### Dataset items
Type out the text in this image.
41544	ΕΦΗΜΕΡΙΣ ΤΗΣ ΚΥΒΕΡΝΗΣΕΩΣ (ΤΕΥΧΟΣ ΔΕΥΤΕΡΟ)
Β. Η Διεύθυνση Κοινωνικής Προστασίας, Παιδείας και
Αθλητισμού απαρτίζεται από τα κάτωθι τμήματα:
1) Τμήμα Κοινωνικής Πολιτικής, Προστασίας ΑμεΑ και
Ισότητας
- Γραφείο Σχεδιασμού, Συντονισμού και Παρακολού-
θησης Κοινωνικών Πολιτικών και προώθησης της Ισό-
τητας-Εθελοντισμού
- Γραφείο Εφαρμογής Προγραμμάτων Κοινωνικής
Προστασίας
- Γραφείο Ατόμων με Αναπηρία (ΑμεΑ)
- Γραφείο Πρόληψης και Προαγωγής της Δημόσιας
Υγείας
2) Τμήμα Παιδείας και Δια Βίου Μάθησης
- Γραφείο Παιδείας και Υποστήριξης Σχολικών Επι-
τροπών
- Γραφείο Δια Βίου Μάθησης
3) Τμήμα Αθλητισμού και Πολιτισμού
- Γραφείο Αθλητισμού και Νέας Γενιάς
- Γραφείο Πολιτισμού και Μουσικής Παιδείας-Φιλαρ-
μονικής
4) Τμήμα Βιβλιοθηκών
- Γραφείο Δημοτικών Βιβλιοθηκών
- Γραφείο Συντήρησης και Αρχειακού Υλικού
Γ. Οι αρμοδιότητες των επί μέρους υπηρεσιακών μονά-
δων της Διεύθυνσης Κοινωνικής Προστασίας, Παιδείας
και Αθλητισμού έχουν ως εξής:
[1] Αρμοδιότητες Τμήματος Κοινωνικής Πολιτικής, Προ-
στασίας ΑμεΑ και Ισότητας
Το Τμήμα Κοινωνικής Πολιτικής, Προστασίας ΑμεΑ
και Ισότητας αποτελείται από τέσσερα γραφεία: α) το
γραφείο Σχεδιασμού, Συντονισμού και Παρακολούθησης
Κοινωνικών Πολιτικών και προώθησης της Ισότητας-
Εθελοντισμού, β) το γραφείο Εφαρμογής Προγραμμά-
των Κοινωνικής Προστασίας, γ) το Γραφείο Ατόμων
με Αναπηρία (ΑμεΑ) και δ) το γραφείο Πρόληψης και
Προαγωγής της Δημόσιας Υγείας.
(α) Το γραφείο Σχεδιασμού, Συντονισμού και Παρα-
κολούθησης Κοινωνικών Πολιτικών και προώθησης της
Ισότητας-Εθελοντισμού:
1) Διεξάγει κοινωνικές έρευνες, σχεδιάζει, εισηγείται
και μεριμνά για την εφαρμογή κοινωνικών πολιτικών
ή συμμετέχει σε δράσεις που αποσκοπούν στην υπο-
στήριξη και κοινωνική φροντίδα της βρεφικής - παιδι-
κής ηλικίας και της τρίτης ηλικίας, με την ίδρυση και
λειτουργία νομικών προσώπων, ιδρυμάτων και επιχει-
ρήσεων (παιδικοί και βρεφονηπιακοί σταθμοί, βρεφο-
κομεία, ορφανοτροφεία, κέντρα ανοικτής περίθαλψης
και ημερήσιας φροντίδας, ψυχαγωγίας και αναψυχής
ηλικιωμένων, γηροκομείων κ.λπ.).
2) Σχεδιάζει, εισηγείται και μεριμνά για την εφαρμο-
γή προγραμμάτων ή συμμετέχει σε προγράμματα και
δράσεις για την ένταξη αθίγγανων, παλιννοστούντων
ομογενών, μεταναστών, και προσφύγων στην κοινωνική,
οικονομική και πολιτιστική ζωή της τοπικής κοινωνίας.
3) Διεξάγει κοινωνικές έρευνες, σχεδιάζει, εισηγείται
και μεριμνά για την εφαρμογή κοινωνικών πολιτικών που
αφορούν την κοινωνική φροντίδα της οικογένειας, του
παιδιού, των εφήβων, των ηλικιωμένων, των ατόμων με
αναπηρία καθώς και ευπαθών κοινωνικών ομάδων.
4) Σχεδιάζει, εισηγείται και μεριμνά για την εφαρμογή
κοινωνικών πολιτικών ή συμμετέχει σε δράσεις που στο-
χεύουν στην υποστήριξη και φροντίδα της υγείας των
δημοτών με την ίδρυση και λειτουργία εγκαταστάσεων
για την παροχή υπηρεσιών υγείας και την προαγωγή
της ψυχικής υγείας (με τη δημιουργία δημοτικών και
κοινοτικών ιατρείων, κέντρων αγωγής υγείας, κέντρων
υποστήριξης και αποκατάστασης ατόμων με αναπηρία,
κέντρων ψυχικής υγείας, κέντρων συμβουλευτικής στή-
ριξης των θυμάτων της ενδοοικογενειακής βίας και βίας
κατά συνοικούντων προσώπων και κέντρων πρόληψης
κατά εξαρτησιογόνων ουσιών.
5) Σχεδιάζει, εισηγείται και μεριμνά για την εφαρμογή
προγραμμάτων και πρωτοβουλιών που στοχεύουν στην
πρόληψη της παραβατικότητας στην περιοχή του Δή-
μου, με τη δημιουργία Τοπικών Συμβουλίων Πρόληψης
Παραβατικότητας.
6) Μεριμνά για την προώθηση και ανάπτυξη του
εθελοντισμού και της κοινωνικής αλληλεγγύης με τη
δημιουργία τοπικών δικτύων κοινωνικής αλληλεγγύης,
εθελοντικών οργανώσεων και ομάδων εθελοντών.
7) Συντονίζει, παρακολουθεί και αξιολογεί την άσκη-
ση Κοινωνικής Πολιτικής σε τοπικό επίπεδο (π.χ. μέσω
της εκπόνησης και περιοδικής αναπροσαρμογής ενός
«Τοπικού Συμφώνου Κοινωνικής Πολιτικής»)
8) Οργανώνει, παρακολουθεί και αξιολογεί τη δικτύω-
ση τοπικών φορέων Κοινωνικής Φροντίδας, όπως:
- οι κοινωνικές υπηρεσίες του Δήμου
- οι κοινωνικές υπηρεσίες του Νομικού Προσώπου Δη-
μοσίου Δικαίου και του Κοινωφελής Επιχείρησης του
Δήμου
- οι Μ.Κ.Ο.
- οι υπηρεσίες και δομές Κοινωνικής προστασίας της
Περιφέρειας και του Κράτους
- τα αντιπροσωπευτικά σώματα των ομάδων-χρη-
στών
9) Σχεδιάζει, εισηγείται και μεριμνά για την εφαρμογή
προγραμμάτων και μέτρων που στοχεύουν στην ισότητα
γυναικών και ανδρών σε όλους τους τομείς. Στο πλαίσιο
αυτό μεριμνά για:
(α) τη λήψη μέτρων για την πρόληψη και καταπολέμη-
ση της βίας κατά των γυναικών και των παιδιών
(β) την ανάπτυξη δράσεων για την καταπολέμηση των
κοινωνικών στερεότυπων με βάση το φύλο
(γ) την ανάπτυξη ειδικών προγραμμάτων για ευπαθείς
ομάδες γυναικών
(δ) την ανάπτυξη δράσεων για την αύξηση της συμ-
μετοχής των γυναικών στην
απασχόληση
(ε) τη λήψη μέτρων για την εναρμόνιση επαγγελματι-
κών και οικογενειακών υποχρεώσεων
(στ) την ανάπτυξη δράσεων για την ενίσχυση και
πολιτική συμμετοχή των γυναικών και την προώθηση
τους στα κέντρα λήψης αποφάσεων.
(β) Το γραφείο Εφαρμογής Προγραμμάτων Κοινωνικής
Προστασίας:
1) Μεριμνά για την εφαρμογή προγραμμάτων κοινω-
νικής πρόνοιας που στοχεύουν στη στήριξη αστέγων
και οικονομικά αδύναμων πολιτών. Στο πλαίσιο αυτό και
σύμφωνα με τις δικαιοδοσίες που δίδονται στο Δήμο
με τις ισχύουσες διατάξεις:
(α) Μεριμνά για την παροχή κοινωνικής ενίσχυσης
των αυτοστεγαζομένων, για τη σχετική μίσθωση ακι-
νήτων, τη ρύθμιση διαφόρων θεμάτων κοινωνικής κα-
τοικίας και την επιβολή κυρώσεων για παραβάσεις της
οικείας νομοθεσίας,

### THE PROBLEM
Scan the material line by line and report each one that contains "ανάπτυξη".

### CORRECT OUTPUT
6) Μεριμνά για την προώθηση και ανάπτυξη του
(β) την ανάπτυξη δράσεων για την καταπολέμηση των
(γ) την ανάπτυξη ειδικών προγραμμάτων για ευπαθείς
(δ) την ανάπτυξη δράσεων για την αύξηση της συμ-
(στ) την ανάπτυξη δράσεων για την ενίσχυση και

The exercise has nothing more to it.